• _OBJECTIVE_:
Where the data below has the string "title", return the whole line.

• _MATERIAL_:
┄┄┄┄┄┄┄┄┄┄

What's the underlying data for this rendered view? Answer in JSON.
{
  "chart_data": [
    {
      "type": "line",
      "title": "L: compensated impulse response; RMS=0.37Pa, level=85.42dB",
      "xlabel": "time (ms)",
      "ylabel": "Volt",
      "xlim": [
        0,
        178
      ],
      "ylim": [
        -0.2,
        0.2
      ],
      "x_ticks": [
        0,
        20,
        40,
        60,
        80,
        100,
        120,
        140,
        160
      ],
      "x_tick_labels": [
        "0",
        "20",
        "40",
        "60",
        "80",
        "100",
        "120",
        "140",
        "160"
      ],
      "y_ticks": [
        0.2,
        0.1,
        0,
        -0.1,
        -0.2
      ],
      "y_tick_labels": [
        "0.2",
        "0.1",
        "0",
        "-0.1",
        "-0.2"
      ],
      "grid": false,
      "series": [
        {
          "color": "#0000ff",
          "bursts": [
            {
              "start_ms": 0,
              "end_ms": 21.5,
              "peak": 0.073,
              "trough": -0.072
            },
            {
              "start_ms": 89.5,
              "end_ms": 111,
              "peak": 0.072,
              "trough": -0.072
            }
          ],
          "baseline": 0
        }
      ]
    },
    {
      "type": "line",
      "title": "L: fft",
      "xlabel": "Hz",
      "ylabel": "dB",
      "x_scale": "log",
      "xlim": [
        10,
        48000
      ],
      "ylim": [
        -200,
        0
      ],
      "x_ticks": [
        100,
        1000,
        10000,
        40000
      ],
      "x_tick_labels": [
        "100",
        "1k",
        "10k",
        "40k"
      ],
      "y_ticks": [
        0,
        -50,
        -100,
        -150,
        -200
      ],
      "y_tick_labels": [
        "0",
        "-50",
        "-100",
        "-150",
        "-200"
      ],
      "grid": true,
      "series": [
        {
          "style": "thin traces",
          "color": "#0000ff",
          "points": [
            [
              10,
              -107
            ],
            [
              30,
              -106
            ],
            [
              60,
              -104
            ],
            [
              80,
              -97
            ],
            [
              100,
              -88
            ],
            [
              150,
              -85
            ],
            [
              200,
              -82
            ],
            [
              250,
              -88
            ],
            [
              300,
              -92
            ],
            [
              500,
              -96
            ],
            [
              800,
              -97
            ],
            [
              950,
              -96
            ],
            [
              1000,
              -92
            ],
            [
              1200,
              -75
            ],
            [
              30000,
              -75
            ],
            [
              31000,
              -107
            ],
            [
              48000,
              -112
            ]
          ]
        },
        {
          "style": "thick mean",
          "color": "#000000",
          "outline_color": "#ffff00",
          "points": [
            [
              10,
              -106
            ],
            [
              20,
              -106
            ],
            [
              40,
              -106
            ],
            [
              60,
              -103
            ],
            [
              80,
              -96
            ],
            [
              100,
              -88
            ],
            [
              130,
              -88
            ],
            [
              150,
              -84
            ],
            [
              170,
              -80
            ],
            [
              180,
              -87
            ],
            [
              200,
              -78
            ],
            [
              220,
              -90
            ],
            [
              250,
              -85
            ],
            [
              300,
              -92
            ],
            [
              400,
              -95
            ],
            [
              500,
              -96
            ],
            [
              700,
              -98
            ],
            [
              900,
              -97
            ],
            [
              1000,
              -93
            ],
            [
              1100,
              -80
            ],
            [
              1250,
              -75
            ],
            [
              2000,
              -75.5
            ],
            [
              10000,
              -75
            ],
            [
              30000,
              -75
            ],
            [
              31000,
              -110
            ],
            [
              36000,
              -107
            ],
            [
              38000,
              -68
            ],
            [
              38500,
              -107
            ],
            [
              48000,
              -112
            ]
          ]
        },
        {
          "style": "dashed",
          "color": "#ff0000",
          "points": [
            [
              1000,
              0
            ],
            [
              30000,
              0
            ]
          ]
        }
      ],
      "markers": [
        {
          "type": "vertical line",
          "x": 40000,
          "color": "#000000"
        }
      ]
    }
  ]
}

┄┄┄┄┄┄┄┄┄┄

• _SOLVED EXERCISE_:
      "title": "L: compensated impulse response; RMS=0.37Pa, level=85.42dB",
      "title": "L: fft",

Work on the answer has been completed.